• DATASET EXCERPTS:
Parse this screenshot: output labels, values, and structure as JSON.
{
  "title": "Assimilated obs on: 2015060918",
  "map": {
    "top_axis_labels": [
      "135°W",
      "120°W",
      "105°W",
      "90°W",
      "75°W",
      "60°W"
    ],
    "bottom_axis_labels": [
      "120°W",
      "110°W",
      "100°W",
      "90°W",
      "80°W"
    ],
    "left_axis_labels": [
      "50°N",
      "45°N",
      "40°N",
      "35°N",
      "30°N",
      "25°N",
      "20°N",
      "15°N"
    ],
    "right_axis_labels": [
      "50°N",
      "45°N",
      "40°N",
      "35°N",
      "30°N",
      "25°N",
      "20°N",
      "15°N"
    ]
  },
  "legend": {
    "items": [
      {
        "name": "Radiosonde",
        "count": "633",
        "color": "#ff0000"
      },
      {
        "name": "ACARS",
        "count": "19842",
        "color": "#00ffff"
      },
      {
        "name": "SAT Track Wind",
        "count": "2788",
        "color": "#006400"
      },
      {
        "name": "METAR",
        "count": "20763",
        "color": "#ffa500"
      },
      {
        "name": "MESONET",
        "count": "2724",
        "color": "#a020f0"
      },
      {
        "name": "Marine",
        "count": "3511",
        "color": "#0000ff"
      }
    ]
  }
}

• EXERCISE OBJECTIVE: Print out every record again, exactly and in full.

• TASK ANSWER:
Parse this screenshot: output labels, values, and structure as JSON.
{
  "title": "Assimilated obs on: 2015060918",
  "map": {
    "top_axis_labels": [
      "135°W",
      "120°W",
      "105°W",
      "90°W",
      "75°W",
      "60°W"
    ],
    "bottom_axis_labels": [
      "120°W",
      "110°W",
      "100°W",
      "90°W",
      "80°W"
    ],
    "left_axis_labels": [
      "50°N",
      "45°N",
      "40°N",
      "35°N",
      "30°N",
      "25°N",
      "20°N",
      "15°N"
    ],
    "right_axis_labels": [
      "50°N",
      "45°N",
      "40°N",
      "35°N",
      "30°N",
      "25°N",
      "20°N",
      "15°N"
    ]
  },
  "legend": {
    "items": [
      {
        "name": "Radiosonde",
        "count": "633",
        "color": "#ff0000"
      },
      {
        "name": "ACARS",
        "count": "19842",
        "color": "#00ffff"
      },
      {
        "name": "SAT Track Wind",
        "count": "2788",
        "color": "#006400"
      },
      {
        "name": "METAR",
        "count": "20763",
        "color": "#ffa500"
      },
      {
        "name": "MESONET",
        "count": "2724",
        "color": "#a020f0"
      },
      {
        "name": "Marine",
        "count": "3511",
        "color": "#0000ff"
      }
    ]
  }
}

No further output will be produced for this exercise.